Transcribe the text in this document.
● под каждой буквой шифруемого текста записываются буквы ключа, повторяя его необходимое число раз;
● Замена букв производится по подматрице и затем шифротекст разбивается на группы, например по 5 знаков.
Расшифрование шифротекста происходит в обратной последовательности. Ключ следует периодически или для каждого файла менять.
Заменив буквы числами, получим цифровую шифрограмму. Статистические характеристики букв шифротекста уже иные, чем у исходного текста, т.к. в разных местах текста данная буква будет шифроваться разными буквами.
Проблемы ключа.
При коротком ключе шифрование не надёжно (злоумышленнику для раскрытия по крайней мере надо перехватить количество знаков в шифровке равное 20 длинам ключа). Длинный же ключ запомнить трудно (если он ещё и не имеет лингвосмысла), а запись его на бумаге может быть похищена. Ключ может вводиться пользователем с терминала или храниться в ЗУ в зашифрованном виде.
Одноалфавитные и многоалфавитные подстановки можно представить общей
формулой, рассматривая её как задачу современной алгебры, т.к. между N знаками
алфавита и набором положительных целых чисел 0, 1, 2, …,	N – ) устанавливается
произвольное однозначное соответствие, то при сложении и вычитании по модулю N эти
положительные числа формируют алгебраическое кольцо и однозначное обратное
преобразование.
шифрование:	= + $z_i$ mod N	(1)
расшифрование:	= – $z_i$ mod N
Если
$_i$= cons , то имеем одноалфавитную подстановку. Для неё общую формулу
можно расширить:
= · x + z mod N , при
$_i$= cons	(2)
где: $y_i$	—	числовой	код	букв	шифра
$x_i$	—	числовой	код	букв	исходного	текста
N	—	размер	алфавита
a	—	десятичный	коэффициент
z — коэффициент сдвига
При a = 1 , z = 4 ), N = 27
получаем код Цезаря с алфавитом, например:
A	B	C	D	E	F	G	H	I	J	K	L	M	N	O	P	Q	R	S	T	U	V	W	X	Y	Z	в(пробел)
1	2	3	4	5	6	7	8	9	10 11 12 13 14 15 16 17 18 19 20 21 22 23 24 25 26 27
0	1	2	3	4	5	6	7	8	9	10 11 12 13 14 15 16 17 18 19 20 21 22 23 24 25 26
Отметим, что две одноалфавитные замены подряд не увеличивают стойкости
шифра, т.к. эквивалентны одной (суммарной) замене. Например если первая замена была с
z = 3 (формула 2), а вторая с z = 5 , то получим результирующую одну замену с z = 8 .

^^^^^^^^

[Given request]
Lines containing the word "можно" must all be returned from the material above.

[Finished exercise]
Одноалфавитные и многоалфавитные подстановки можно представить общей
можно расширить:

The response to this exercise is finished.